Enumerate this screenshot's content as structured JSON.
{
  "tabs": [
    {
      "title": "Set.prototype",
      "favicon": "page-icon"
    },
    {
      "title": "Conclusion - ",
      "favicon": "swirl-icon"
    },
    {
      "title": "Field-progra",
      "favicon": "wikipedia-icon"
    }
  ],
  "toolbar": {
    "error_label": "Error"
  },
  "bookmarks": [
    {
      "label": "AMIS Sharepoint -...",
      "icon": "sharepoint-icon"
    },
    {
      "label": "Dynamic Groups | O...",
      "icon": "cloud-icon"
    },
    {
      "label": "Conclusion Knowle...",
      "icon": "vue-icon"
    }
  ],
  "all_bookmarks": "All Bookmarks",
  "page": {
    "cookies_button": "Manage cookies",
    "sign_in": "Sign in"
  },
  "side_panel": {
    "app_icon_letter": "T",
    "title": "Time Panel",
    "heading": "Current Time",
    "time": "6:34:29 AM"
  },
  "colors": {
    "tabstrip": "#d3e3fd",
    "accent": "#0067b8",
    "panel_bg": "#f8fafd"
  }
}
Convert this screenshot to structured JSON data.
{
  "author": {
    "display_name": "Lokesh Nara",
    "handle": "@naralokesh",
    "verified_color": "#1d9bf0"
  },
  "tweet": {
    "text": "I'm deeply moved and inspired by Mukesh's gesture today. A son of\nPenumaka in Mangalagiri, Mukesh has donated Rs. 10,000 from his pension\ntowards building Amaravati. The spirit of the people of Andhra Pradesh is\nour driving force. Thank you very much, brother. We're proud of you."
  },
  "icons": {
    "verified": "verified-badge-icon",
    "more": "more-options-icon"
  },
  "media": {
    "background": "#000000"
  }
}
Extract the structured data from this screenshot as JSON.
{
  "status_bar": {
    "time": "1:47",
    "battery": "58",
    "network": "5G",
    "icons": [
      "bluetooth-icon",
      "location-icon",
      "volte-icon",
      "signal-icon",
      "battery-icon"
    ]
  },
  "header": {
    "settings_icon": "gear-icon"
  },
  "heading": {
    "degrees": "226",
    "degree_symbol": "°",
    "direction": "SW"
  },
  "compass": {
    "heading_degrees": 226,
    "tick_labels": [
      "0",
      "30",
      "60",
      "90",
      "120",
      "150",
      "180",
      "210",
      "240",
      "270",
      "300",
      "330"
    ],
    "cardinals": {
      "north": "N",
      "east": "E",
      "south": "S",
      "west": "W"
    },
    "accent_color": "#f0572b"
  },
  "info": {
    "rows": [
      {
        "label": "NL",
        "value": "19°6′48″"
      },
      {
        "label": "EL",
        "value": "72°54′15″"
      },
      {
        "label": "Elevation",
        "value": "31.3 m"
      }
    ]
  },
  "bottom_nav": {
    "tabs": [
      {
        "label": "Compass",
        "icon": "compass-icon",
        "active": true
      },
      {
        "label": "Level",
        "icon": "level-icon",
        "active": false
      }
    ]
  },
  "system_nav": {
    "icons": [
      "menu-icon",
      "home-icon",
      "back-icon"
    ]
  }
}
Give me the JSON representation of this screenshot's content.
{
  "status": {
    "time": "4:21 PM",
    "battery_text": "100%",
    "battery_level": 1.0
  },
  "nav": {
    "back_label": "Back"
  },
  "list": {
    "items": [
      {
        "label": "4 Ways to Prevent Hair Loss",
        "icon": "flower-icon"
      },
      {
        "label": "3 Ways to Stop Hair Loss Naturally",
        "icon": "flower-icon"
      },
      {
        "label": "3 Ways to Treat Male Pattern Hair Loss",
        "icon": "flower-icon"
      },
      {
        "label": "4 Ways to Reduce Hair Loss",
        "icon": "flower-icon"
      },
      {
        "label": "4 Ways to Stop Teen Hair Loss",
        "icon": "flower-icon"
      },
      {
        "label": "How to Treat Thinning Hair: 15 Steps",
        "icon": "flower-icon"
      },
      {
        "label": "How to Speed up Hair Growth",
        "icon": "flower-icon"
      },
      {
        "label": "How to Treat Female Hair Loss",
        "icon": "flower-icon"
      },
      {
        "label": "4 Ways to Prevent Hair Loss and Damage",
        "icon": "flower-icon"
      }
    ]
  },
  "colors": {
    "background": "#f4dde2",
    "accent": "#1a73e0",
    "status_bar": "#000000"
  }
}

What this task involves: Pick every line with "from" in it and copy it.

Reply to the task:
    "text": "I'm deeply moved and inspired by Mukesh's gesture today. A son of\nPenumaka in Mangalagiri, Mukesh has donated Rs. 10,000 from his pension\ntowards building Amaravati. The spirit of the people of Andhra Pradesh is\nour driving force. Thank you very much, brother. We're proud of you."
Extract the structured data from this screenshot as JSON.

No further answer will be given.